### Records shown:
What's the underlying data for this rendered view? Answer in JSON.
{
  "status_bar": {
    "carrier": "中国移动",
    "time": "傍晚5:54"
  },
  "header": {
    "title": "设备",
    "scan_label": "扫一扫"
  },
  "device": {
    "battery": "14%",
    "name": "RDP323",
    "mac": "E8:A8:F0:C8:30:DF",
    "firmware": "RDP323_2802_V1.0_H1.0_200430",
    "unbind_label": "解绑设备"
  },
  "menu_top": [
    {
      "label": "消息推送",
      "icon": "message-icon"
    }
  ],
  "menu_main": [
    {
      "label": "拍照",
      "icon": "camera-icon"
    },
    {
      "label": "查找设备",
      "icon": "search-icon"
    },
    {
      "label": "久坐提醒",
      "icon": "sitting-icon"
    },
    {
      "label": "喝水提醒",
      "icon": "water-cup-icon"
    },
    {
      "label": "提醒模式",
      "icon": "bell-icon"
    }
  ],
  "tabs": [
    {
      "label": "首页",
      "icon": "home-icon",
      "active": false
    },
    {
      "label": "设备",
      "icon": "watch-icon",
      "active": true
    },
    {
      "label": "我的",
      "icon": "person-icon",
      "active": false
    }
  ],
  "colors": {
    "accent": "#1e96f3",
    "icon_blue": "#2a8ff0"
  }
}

### Requirement:
Transcribe the material exactly as it reads.

### Result of the exercise:
What's the underlying data for this rendered view? Answer in JSON.
{
  "status_bar": {
    "carrier": "中国移动",
    "time": "傍晚5:54"
  },
  "header": {
    "title": "设备",
    "scan_label": "扫一扫"
  },
  "device": {
    "battery": "14%",
    "name": "RDP323",
    "mac": "E8:A8:F0:C8:30:DF",
    "firmware": "RDP323_2802_V1.0_H1.0_200430",
    "unbind_label": "解绑设备"
  },
  "menu_top": [
    {
      "label": "消息推送",
      "icon": "message-icon"
    }
  ],
  "menu_main": [
    {
      "label": "拍照",
      "icon": "camera-icon"
    },
    {
      "label": "查找设备",
      "icon": "search-icon"
    },
    {
      "label": "久坐提醒",
      "icon": "sitting-icon"
    },
    {
      "label": "喝水提醒",
      "icon": "water-cup-icon"
    },
    {
      "label": "提醒模式",
      "icon": "bell-icon"
    }
  ],
  "tabs": [
    {
      "label": "首页",
      "icon": "home-icon",
      "active": false
    },
    {
      "label": "设备",
      "icon": "watch-icon",
      "active": true
    },
    {
      "label": "我的",
      "icon": "person-icon",
      "active": false
    }
  ],
  "colors": {
    "accent": "#1e96f3",
    "icon_blue": "#2a8ff0"
  }
}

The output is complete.